Set task: Extract the complete listing and repeat it word for word.

Records for this exercise:
^^^^^^^^

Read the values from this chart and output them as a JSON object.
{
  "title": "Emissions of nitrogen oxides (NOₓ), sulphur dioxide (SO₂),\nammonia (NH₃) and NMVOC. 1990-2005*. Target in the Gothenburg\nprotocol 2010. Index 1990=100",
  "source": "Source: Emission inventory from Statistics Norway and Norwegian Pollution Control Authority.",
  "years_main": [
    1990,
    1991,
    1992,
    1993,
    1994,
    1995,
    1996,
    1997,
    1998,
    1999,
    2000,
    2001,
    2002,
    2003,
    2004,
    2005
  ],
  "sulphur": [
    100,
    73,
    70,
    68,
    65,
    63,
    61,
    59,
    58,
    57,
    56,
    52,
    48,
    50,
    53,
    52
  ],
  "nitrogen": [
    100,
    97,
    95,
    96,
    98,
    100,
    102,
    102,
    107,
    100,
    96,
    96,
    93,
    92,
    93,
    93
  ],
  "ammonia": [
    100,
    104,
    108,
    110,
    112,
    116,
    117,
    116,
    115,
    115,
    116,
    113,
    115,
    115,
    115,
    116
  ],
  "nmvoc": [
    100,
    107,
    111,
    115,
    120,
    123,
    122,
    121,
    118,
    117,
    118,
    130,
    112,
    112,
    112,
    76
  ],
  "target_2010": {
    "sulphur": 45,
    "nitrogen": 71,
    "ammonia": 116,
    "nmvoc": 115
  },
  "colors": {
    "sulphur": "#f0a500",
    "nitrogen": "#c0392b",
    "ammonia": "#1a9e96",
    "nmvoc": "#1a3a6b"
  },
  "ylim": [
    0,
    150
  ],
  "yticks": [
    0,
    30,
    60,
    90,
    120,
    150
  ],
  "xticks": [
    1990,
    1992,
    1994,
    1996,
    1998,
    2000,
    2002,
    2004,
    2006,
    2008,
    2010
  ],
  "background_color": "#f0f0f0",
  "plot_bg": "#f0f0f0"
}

^^^^^^^^

Right answer:
Read the values from this chart and output them as a JSON object.
{
  "title": "Emissions of nitrogen oxides (NOₓ), sulphur dioxide (SO₂),\nammonia (NH₃) and NMVOC. 1990-2005*. Target in the Gothenburg\nprotocol 2010. Index 1990=100",
  "source": "Source: Emission inventory from Statistics Norway and Norwegian Pollution Control Authority.",
  "years_main": [
    1990,
    1991,
    1992,
    1993,
    1994,
    1995,
    1996,
    1997,
    1998,
    1999,
    2000,
    2001,
    2002,
    2003,
    2004,
    2005
  ],
  "sulphur": [
    100,
    73,
    70,
    68,
    65,
    63,
    61,
    59,
    58,
    57,
    56,
    52,
    48,
    50,
    53,
    52
  ],
  "nitrogen": [
    100,
    97,
    95,
    96,
    98,
    100,
    102,
    102,
    107,
    100,
    96,
    96,
    93,
    92,
    93,
    93
  ],
  "ammonia": [
    100,
    104,
    108,
    110,
    112,
    116,
    117,
    116,
    115,
    115,
    116,
    113,
    115,
    115,
    115,
    116
  ],
  "nmvoc": [
    100,
    107,
    111,
    115,
    120,
    123,
    122,
    121,
    118,
    117,
    118,
    130,
    112,
    112,
    112,
    76
  ],
  "target_2010": {
    "sulphur": 45,
    "nitrogen": 71,
    "ammonia": 116,
    "nmvoc": 115
  },
  "colors": {
    "sulphur": "#f0a500",
    "nitrogen": "#c0392b",
    "ammonia": "#1a9e96",
    "nmvoc": "#1a3a6b"
  },
  "ylim": [
    0,
    150
  ],
  "yticks": [
    0,
    30,
    60,
    90,
    120,
    150
  ],
  "xticks": [
    1990,
    1992,
    1994,
    1996,
    1998,
    2000,
    2002,
    2004,
    2006,
    2008,
    2010
  ],
  "background_color": "#f0f0f0",
  "plot_bg": "#f0f0f0"
}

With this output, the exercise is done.